* Goal
In the records below, work out how many lines hold the word "mmol". Report the number alone.

* start *

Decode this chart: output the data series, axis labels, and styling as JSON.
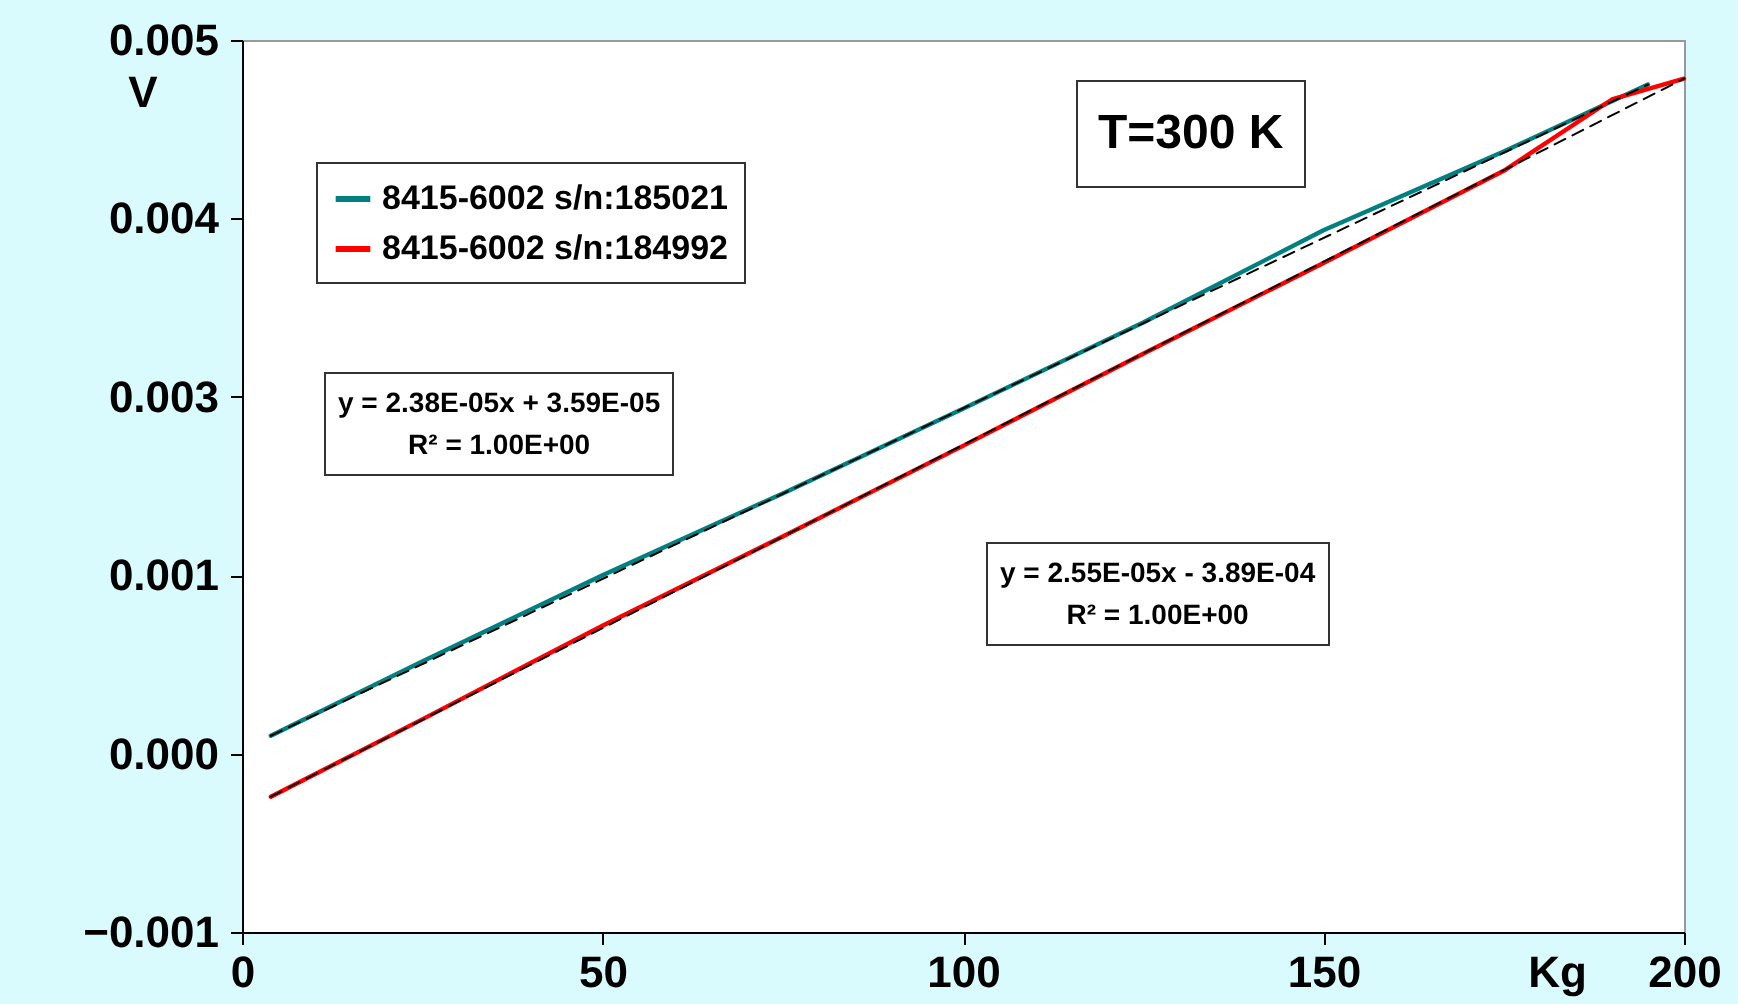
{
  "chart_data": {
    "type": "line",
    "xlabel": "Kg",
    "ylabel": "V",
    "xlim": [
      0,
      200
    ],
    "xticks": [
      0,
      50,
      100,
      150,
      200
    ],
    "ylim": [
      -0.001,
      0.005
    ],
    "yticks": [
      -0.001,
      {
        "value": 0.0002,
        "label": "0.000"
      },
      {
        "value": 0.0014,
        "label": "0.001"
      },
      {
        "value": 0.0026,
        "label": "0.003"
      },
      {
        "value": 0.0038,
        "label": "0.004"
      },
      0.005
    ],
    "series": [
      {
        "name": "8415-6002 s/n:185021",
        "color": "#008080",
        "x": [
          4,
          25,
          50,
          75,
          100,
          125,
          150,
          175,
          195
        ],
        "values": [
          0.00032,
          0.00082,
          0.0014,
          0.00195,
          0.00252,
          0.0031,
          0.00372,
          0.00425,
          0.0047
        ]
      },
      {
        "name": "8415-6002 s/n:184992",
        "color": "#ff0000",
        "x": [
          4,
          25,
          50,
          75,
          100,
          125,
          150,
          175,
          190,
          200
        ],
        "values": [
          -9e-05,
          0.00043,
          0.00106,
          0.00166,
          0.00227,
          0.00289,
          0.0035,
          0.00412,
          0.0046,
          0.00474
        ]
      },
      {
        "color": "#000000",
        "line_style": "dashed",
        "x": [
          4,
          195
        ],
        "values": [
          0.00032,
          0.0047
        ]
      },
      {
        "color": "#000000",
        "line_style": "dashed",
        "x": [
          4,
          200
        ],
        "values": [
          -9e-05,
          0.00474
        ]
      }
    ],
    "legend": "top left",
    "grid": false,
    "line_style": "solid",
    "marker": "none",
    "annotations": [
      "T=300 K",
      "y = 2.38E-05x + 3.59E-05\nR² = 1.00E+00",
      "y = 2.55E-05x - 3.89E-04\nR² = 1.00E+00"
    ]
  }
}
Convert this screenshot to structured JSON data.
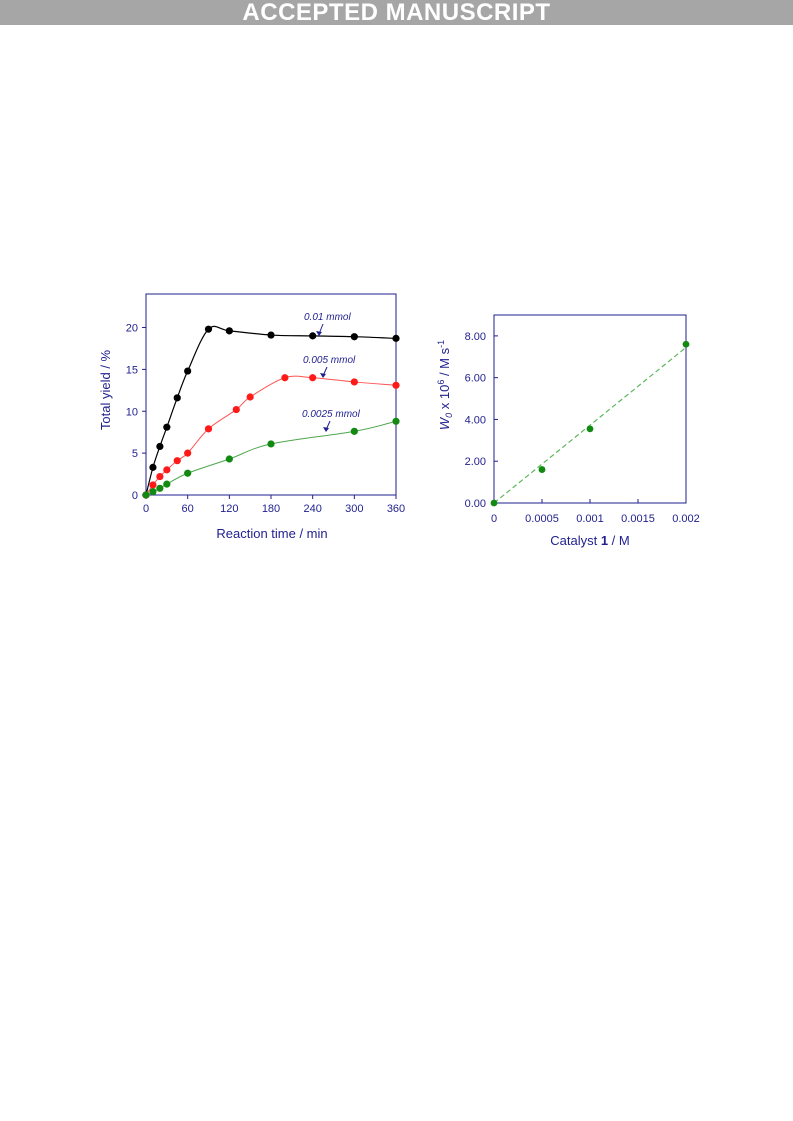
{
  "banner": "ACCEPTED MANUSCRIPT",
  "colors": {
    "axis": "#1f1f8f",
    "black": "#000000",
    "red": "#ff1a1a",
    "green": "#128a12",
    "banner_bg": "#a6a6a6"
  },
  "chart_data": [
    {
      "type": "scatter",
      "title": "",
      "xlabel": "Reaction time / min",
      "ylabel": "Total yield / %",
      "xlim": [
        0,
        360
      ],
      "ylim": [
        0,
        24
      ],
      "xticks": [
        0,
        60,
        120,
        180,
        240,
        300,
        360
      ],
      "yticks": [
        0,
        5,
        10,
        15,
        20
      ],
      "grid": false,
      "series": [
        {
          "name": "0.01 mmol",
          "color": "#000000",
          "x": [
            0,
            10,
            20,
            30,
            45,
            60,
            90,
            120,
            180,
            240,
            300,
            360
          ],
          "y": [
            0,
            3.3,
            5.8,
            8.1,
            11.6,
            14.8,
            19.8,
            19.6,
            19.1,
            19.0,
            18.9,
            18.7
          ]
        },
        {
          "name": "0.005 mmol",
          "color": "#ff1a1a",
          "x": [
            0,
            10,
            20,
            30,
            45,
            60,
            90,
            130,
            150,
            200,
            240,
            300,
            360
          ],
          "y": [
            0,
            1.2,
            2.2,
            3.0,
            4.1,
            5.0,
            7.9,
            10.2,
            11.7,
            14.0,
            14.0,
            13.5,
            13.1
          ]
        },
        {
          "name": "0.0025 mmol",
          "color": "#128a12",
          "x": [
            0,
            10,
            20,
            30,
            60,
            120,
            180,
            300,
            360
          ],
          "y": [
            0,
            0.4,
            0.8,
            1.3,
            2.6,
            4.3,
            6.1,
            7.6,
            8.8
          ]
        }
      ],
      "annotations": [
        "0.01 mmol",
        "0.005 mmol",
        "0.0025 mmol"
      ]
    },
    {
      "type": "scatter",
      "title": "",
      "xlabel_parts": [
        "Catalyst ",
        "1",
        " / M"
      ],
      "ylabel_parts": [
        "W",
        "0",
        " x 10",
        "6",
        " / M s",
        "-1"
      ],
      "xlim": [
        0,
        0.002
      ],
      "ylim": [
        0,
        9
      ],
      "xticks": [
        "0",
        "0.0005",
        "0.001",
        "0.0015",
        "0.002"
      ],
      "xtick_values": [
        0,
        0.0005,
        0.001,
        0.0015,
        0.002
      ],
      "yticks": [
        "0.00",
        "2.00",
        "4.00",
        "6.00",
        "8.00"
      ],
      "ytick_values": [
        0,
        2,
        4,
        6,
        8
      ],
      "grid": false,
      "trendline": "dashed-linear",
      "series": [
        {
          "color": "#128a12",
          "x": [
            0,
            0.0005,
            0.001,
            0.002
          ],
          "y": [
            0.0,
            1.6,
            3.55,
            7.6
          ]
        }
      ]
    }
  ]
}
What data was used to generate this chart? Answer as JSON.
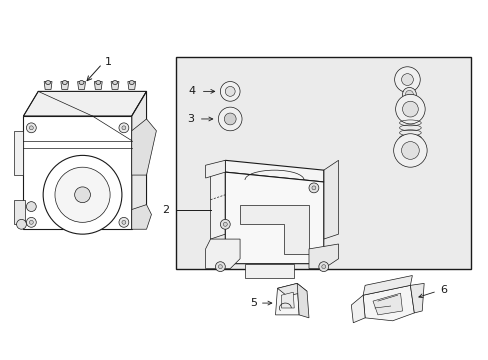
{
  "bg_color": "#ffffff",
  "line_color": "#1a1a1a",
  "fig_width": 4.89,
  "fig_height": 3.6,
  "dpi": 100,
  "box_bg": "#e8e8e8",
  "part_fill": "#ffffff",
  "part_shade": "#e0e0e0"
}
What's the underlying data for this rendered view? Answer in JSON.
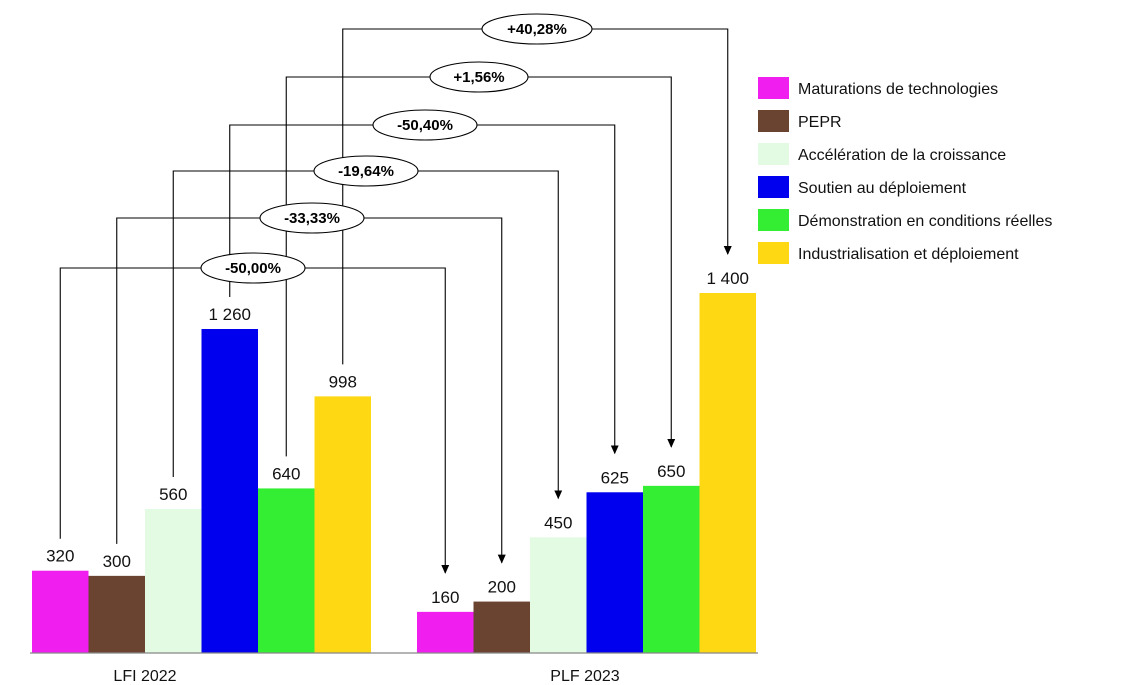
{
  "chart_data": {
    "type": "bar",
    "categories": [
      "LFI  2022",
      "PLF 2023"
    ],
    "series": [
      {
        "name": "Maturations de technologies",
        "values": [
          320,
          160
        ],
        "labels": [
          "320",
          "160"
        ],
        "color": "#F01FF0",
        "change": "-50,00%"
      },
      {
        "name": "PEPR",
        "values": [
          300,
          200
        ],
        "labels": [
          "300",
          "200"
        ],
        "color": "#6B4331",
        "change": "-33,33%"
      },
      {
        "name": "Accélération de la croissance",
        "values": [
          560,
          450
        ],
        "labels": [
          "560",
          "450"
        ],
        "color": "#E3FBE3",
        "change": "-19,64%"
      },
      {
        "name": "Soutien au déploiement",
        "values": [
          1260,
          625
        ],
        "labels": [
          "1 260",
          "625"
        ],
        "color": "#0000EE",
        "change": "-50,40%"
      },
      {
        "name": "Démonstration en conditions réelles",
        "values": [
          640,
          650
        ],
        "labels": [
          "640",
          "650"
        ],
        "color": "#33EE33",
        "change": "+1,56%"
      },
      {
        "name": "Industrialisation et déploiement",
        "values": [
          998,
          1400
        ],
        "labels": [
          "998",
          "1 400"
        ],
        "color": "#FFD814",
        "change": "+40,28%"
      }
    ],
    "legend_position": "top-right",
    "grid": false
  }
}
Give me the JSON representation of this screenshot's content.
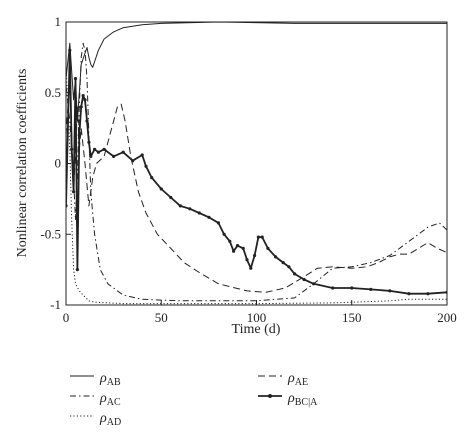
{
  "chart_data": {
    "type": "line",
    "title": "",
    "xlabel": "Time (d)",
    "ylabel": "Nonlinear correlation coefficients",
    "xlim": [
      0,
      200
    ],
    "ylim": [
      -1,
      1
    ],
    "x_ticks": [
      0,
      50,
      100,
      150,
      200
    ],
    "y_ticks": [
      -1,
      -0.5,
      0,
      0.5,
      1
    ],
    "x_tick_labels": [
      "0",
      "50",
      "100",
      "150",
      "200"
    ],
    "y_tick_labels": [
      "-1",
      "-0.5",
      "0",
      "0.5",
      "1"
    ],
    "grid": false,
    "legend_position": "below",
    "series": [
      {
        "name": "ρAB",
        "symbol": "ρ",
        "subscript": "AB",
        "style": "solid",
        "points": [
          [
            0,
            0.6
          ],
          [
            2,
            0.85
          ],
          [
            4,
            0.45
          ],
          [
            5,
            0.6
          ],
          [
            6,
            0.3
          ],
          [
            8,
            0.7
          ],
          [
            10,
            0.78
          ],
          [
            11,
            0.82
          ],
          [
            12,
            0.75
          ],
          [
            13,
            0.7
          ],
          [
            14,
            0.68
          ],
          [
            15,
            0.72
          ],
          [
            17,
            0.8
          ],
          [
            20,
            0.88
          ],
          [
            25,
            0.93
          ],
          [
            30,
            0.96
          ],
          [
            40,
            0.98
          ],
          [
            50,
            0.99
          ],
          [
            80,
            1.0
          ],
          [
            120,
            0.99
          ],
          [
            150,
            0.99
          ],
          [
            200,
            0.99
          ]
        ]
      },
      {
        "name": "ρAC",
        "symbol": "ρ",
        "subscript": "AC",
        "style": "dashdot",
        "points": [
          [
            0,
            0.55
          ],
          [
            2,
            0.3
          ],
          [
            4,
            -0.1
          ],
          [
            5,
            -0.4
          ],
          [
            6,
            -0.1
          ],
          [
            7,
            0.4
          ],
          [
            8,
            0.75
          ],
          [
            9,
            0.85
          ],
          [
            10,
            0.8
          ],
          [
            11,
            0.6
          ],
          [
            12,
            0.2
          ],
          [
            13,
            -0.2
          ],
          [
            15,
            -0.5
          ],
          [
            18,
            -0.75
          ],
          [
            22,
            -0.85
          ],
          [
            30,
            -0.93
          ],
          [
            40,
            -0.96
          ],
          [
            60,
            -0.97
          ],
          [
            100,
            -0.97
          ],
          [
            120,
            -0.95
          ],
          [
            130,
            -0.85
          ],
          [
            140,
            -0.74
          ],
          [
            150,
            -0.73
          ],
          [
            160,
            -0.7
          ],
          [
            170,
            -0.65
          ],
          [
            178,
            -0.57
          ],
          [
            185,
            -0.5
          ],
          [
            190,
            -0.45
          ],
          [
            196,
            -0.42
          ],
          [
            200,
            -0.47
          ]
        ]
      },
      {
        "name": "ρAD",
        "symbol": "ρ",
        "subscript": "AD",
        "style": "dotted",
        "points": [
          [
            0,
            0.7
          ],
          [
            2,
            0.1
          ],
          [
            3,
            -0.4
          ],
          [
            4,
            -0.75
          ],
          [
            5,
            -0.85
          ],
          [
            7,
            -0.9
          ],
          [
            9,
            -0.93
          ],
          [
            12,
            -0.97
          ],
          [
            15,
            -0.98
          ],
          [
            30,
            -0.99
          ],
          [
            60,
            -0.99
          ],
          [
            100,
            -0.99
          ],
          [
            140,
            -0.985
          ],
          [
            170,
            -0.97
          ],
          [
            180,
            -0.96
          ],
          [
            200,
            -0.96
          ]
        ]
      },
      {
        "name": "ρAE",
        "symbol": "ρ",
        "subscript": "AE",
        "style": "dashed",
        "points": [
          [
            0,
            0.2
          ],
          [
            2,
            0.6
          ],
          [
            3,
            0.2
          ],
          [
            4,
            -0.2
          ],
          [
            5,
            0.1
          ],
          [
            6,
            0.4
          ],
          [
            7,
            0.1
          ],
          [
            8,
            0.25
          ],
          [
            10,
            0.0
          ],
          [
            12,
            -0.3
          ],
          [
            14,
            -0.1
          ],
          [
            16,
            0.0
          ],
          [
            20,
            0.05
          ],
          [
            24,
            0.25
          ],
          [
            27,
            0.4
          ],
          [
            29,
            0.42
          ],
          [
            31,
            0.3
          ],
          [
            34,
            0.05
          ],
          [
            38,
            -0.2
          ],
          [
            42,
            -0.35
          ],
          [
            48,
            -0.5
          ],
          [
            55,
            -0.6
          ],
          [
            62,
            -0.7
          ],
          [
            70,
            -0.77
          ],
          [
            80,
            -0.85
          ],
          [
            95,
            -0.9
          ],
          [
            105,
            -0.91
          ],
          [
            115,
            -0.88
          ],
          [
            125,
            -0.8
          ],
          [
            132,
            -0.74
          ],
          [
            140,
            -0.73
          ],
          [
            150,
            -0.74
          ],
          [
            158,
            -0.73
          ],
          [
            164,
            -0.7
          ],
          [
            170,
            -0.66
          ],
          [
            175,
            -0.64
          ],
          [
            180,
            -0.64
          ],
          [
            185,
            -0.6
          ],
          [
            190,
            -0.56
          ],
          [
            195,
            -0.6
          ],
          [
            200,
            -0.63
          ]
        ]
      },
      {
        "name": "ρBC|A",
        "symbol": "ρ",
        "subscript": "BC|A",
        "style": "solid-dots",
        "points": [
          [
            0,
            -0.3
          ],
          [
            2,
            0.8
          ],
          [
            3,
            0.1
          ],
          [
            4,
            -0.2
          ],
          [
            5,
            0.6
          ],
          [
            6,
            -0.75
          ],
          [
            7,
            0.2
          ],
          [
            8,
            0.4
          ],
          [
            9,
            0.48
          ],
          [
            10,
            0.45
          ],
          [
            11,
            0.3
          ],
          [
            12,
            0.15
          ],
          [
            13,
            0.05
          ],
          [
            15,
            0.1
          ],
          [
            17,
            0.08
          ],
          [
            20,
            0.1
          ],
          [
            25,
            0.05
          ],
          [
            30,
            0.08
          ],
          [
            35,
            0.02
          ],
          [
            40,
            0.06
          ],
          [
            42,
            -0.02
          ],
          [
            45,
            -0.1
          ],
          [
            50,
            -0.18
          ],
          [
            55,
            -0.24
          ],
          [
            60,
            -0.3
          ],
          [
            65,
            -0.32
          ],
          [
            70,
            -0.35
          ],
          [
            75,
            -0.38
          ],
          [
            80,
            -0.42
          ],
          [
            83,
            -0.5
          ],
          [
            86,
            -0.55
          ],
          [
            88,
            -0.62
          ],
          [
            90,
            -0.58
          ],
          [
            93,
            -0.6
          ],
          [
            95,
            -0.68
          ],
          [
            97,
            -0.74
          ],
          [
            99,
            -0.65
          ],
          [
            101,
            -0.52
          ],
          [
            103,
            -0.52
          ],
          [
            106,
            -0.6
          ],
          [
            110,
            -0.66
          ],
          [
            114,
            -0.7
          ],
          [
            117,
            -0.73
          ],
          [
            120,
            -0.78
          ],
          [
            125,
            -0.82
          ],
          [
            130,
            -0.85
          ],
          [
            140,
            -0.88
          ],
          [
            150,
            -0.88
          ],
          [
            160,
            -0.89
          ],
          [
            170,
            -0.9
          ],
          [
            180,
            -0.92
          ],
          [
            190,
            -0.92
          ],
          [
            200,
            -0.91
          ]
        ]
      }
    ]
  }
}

* end *

* Solution below
6